◆ **What to do**: Quote every line of the data below as it stands, omitting pictures.

[Extracts from a graphics dataset]
----------
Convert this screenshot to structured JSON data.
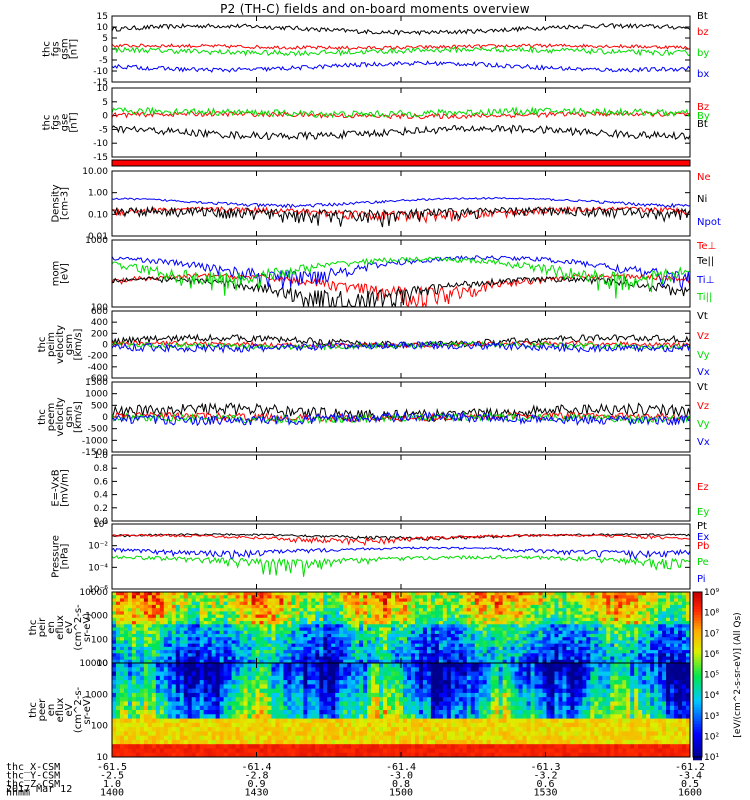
{
  "title": "P2 (TH-C) fields and on-board moments overview",
  "date": "2017 Mar 12",
  "chart_data": [
    {
      "type": "line",
      "panel": "fgs-gsm",
      "ylabel": [
        "thc",
        "fgs",
        "gsm",
        "[nT]"
      ],
      "ylim": [
        -15,
        15
      ],
      "yticks": [
        "15",
        "10",
        "5",
        "0",
        "-5",
        "-10",
        "-15"
      ],
      "series": [
        {
          "name": "Bt",
          "color": "#000000",
          "base": 9,
          "amp": 1.5,
          "noise": 1.0
        },
        {
          "name": "bz",
          "color": "#ff0000",
          "base": 1,
          "amp": 0.5,
          "noise": 0.8
        },
        {
          "name": "by",
          "color": "#00dd00",
          "base": -1,
          "amp": 0.8,
          "noise": 1.2
        },
        {
          "name": "bx",
          "color": "#0000ff",
          "base": -8,
          "amp": 1.5,
          "noise": 1.0
        }
      ]
    },
    {
      "type": "line",
      "panel": "fgs-gse",
      "ylabel": [
        "thc",
        "fgs",
        "gse",
        "[nT]"
      ],
      "ylim": [
        -18,
        10
      ],
      "yticks": [
        "10",
        "5",
        "0",
        "-5",
        "-10",
        "-15"
      ],
      "series": [
        {
          "name": "Bz",
          "color": "#ff0000",
          "base": -1,
          "amp": 0.5,
          "noise": 1.0
        },
        {
          "name": "By",
          "color": "#00dd00",
          "base": 0,
          "amp": 0.6,
          "noise": 1.4
        },
        {
          "name": "Bt",
          "color": "#000000",
          "base": -8,
          "amp": 1.5,
          "noise": 1.5
        }
      ]
    },
    {
      "type": "line",
      "panel": "density",
      "ylabel": [
        "Density",
        "[cm-3]"
      ],
      "yscale": "log",
      "ylim": [
        0.01,
        10
      ],
      "yticks": [
        "10.00",
        "1.00",
        "0.10",
        "0.01"
      ],
      "series": [
        {
          "name": "Ne",
          "color": "#ff0000",
          "base": 0.13,
          "amp": 0.04,
          "noise": 0.05
        },
        {
          "name": "Ni",
          "color": "#000000",
          "base": 0.12,
          "amp": 0.03,
          "noise": 0.07
        },
        {
          "name": "Npot",
          "color": "#0000ff",
          "base": 0.4,
          "amp": 0.15,
          "noise": 0.05
        }
      ]
    },
    {
      "type": "line",
      "panel": "temperature",
      "ylabel": [
        "mom",
        "[eV]"
      ],
      "yscale": "log",
      "ylim": [
        30,
        5000
      ],
      "yticks": [
        "1000",
        "100"
      ],
      "series": [
        {
          "name": "Te⊥",
          "color": "#ff0000",
          "base": 200,
          "amp": 120,
          "noise": 60
        },
        {
          "name": "Te||",
          "color": "#000000",
          "base": 150,
          "amp": 100,
          "noise": 50
        },
        {
          "name": "Ti⊥",
          "color": "#0000ff",
          "base": 800,
          "amp": 500,
          "noise": 200
        },
        {
          "name": "Ti||",
          "color": "#00dd00",
          "base": 700,
          "amp": 450,
          "noise": 200
        }
      ]
    },
    {
      "type": "line",
      "panel": "peim-velocity",
      "ylabel": [
        "thc",
        "peim",
        "velocity",
        "gsm",
        "[km/s]"
      ],
      "ylim": [
        -600,
        600
      ],
      "yticks": [
        "600",
        "400",
        "200",
        "0",
        "-200",
        "-400",
        "-600"
      ],
      "series": [
        {
          "name": "Vt",
          "color": "#000000",
          "base": 60,
          "amp": 60,
          "noise": 60
        },
        {
          "name": "Vz",
          "color": "#ff0000",
          "base": 0,
          "amp": 20,
          "noise": 40
        },
        {
          "name": "Vy",
          "color": "#00dd00",
          "base": -20,
          "amp": 20,
          "noise": 50
        },
        {
          "name": "Vx",
          "color": "#0000ff",
          "base": -40,
          "amp": 30,
          "noise": 70
        }
      ]
    },
    {
      "type": "line",
      "panel": "peem-velocity",
      "ylabel": [
        "thc",
        "peem",
        "velocity",
        "gsm",
        "[km/s]"
      ],
      "ylim": [
        -1500,
        1500
      ],
      "yticks": [
        "1500",
        "1000",
        "500",
        "0",
        "-500",
        "-1000",
        "-1500"
      ],
      "series": [
        {
          "name": "Vt",
          "color": "#000000",
          "base": 200,
          "amp": 150,
          "noise": 250
        },
        {
          "name": "Vz",
          "color": "#ff0000",
          "base": 0,
          "amp": 50,
          "noise": 150
        },
        {
          "name": "Vy",
          "color": "#00dd00",
          "base": -50,
          "amp": 50,
          "noise": 160
        },
        {
          "name": "Vx",
          "color": "#0000ff",
          "base": -80,
          "amp": 80,
          "noise": 200
        }
      ]
    },
    {
      "type": "line",
      "panel": "efield",
      "ylabel": [
        "E=-VxB",
        "[mV/m]"
      ],
      "ylim": [
        0,
        1
      ],
      "yticks": [
        "1.0",
        "0.8",
        "0.6",
        "0.4",
        "0.2",
        "0.0"
      ],
      "series": [
        {
          "name": "Ez",
          "color": "#ff0000"
        },
        {
          "name": "Ey",
          "color": "#00dd00"
        },
        {
          "name": "Ex",
          "color": "#0000ff"
        }
      ]
    },
    {
      "type": "line",
      "panel": "pressure",
      "ylabel": [
        "Pressure",
        "[nPa]"
      ],
      "yscale": "log",
      "ylim": [
        1e-06,
        1
      ],
      "yticks": [
        "10⁰",
        "10⁻²",
        "10⁻⁴",
        "10⁻⁶"
      ],
      "series": [
        {
          "name": "Pt",
          "color": "#000000",
          "base": 0.08,
          "amp": 0.03,
          "noise": 0.02
        },
        {
          "name": "Pb",
          "color": "#ff0000",
          "base": 0.06,
          "amp": 0.03,
          "noise": 0.02
        },
        {
          "name": "Pe",
          "color": "#00dd00",
          "base": 0.0006,
          "amp": 0.0003,
          "noise": 0.0003
        },
        {
          "name": "Pi",
          "color": "#0000ff",
          "base": 0.004,
          "amp": 0.002,
          "noise": 0.0015
        }
      ]
    },
    {
      "type": "heatmap",
      "panel": "peir-en-eflux",
      "ylabel": [
        "thc",
        "peir",
        "en",
        "eflux",
        "eV",
        "(cm^2-s-",
        "sr-eV)"
      ],
      "yscale": "log",
      "ylim": [
        5,
        25000
      ],
      "yticks": [
        "10000",
        "1000",
        "100",
        "10"
      ]
    },
    {
      "type": "heatmap",
      "panel": "peer-en-eflux",
      "ylabel": [
        "thc",
        "peer",
        "en",
        "eflux",
        "eV",
        "(cm^2-s-",
        "sr-eV)"
      ],
      "yscale": "log",
      "ylim": [
        5,
        25000
      ],
      "yticks": [
        "10000",
        "1000",
        "100",
        "10"
      ]
    }
  ],
  "colorbar": {
    "title": "[eV/(cm^2-s-sr-eV)] (All Qs)",
    "ticks": [
      "10⁹",
      "10⁸",
      "10⁷",
      "10⁶",
      "10⁵",
      "10⁴",
      "10³",
      "10²",
      "10¹"
    ]
  },
  "x_axis": {
    "rows": [
      {
        "label": "thc_X-CSM",
        "values": [
          "-61.5",
          "-61.4",
          "-61.4",
          "-61.3",
          "-61.2"
        ]
      },
      {
        "label": "thc_Y-CSM",
        "values": [
          "-2.5",
          "-2.8",
          "-3.0",
          "-3.2",
          "-3.4"
        ]
      },
      {
        "label": "thc_Z-CSM",
        "values": [
          "1.0",
          "0.9",
          "0.8",
          "0.6",
          "0.5"
        ]
      },
      {
        "label": "hhmm",
        "values": [
          "1400",
          "1430",
          "1500",
          "1530",
          "1600"
        ]
      }
    ]
  }
}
----------
◆ **Exercise response**:
Convert this screenshot to structured JSON data.
{
  "title": "P2 (TH-C) fields and on-board moments overview",
  "date": "2017 Mar 12",
  "chart_data": [
    {
      "type": "line",
      "panel": "fgs-gsm",
      "ylabel": [
        "thc",
        "fgs",
        "gsm",
        "[nT]"
      ],
      "ylim": [
        -15,
        15
      ],
      "yticks": [
        "15",
        "10",
        "5",
        "0",
        "-5",
        "-10",
        "-15"
      ],
      "series": [
        {
          "name": "Bt",
          "color": "#000000",
          "base": 9,
          "amp": 1.5,
          "noise": 1.0
        },
        {
          "name": "bz",
          "color": "#ff0000",
          "base": 1,
          "amp": 0.5,
          "noise": 0.8
        },
        {
          "name": "by",
          "color": "#00dd00",
          "base": -1,
          "amp": 0.8,
          "noise": 1.2
        },
        {
          "name": "bx",
          "color": "#0000ff",
          "base": -8,
          "amp": 1.5,
          "noise": 1.0
        }
      ]
    },
    {
      "type": "line",
      "panel": "fgs-gse",
      "ylabel": [
        "thc",
        "fgs",
        "gse",
        "[nT]"
      ],
      "ylim": [
        -18,
        10
      ],
      "yticks": [
        "10",
        "5",
        "0",
        "-5",
        "-10",
        "-15"
      ],
      "series": [
        {
          "name": "Bz",
          "color": "#ff0000",
          "base": -1,
          "amp": 0.5,
          "noise": 1.0
        },
        {
          "name": "By",
          "color": "#00dd00",
          "base": 0,
          "amp": 0.6,
          "noise": 1.4
        },
        {
          "name": "Bt",
          "color": "#000000",
          "base": -8,
          "amp": 1.5,
          "noise": 1.5
        }
      ]
    },
    {
      "type": "line",
      "panel": "density",
      "ylabel": [
        "Density",
        "[cm-3]"
      ],
      "yscale": "log",
      "ylim": [
        0.01,
        10
      ],
      "yticks": [
        "10.00",
        "1.00",
        "0.10",
        "0.01"
      ],
      "series": [
        {
          "name": "Ne",
          "color": "#ff0000",
          "base": 0.13,
          "amp": 0.04,
          "noise": 0.05
        },
        {
          "name": "Ni",
          "color": "#000000",
          "base": 0.12,
          "amp": 0.03,
          "noise": 0.07
        },
        {
          "name": "Npot",
          "color": "#0000ff",
          "base": 0.4,
          "amp": 0.15,
          "noise": 0.05
        }
      ]
    },
    {
      "type": "line",
      "panel": "temperature",
      "ylabel": [
        "mom",
        "[eV]"
      ],
      "yscale": "log",
      "ylim": [
        30,
        5000
      ],
      "yticks": [
        "1000",
        "100"
      ],
      "series": [
        {
          "name": "Te⊥",
          "color": "#ff0000",
          "base": 200,
          "amp": 120,
          "noise": 60
        },
        {
          "name": "Te||",
          "color": "#000000",
          "base": 150,
          "amp": 100,
          "noise": 50
        },
        {
          "name": "Ti⊥",
          "color": "#0000ff",
          "base": 800,
          "amp": 500,
          "noise": 200
        },
        {
          "name": "Ti||",
          "color": "#00dd00",
          "base": 700,
          "amp": 450,
          "noise": 200
        }
      ]
    },
    {
      "type": "line",
      "panel": "peim-velocity",
      "ylabel": [
        "thc",
        "peim",
        "velocity",
        "gsm",
        "[km/s]"
      ],
      "ylim": [
        -600,
        600
      ],
      "yticks": [
        "600",
        "400",
        "200",
        "0",
        "-200",
        "-400",
        "-600"
      ],
      "series": [
        {
          "name": "Vt",
          "color": "#000000",
          "base": 60,
          "amp": 60,
          "noise": 60
        },
        {
          "name": "Vz",
          "color": "#ff0000",
          "base": 0,
          "amp": 20,
          "noise": 40
        },
        {
          "name": "Vy",
          "color": "#00dd00",
          "base": -20,
          "amp": 20,
          "noise": 50
        },
        {
          "name": "Vx",
          "color": "#0000ff",
          "base": -40,
          "amp": 30,
          "noise": 70
        }
      ]
    },
    {
      "type": "line",
      "panel": "peem-velocity",
      "ylabel": [
        "thc",
        "peem",
        "velocity",
        "gsm",
        "[km/s]"
      ],
      "ylim": [
        -1500,
        1500
      ],
      "yticks": [
        "1500",
        "1000",
        "500",
        "0",
        "-500",
        "-1000",
        "-1500"
      ],
      "series": [
        {
          "name": "Vt",
          "color": "#000000",
          "base": 200,
          "amp": 150,
          "noise": 250
        },
        {
          "name": "Vz",
          "color": "#ff0000",
          "base": 0,
          "amp": 50,
          "noise": 150
        },
        {
          "name": "Vy",
          "color": "#00dd00",
          "base": -50,
          "amp": 50,
          "noise": 160
        },
        {
          "name": "Vx",
          "color": "#0000ff",
          "base": -80,
          "amp": 80,
          "noise": 200
        }
      ]
    },
    {
      "type": "line",
      "panel": "efield",
      "ylabel": [
        "E=-VxB",
        "[mV/m]"
      ],
      "ylim": [
        0,
        1
      ],
      "yticks": [
        "1.0",
        "0.8",
        "0.6",
        "0.4",
        "0.2",
        "0.0"
      ],
      "series": [
        {
          "name": "Ez",
          "color": "#ff0000"
        },
        {
          "name": "Ey",
          "color": "#00dd00"
        },
        {
          "name": "Ex",
          "color": "#0000ff"
        }
      ]
    },
    {
      "type": "line",
      "panel": "pressure",
      "ylabel": [
        "Pressure",
        "[nPa]"
      ],
      "yscale": "log",
      "ylim": [
        1e-06,
        1
      ],
      "yticks": [
        "10⁰",
        "10⁻²",
        "10⁻⁴",
        "10⁻⁶"
      ],
      "series": [
        {
          "name": "Pt",
          "color": "#000000",
          "base": 0.08,
          "amp": 0.03,
          "noise": 0.02
        },
        {
          "name": "Pb",
          "color": "#ff0000",
          "base": 0.06,
          "amp": 0.03,
          "noise": 0.02
        },
        {
          "name": "Pe",
          "color": "#00dd00",
          "base": 0.0006,
          "amp": 0.0003,
          "noise": 0.0003
        },
        {
          "name": "Pi",
          "color": "#0000ff",
          "base": 0.004,
          "amp": 0.002,
          "noise": 0.0015
        }
      ]
    },
    {
      "type": "heatmap",
      "panel": "peir-en-eflux",
      "ylabel": [
        "thc",
        "peir",
        "en",
        "eflux",
        "eV",
        "(cm^2-s-",
        "sr-eV)"
      ],
      "yscale": "log",
      "ylim": [
        5,
        25000
      ],
      "yticks": [
        "10000",
        "1000",
        "100",
        "10"
      ]
    },
    {
      "type": "heatmap",
      "panel": "peer-en-eflux",
      "ylabel": [
        "thc",
        "peer",
        "en",
        "eflux",
        "eV",
        "(cm^2-s-",
        "sr-eV)"
      ],
      "yscale": "log",
      "ylim": [
        5,
        25000
      ],
      "yticks": [
        "10000",
        "1000",
        "100",
        "10"
      ]
    }
  ],
  "colorbar": {
    "title": "[eV/(cm^2-s-sr-eV)] (All Qs)",
    "ticks": [
      "10⁹",
      "10⁸",
      "10⁷",
      "10⁶",
      "10⁵",
      "10⁴",
      "10³",
      "10²",
      "10¹"
    ]
  },
  "x_axis": {
    "rows": [
      {
        "label": "thc_X-CSM",
        "values": [
          "-61.5",
          "-61.4",
          "-61.4",
          "-61.3",
          "-61.2"
        ]
      },
      {
        "label": "thc_Y-CSM",
        "values": [
          "-2.5",
          "-2.8",
          "-3.0",
          "-3.2",
          "-3.4"
        ]
      },
      {
        "label": "thc_Z-CSM",
        "values": [
          "1.0",
          "0.9",
          "0.8",
          "0.6",
          "0.5"
        ]
      },
      {
        "label": "hhmm",
        "values": [
          "1400",
          "1430",
          "1500",
          "1530",
          "1600"
        ]
      }
    ]
  }
}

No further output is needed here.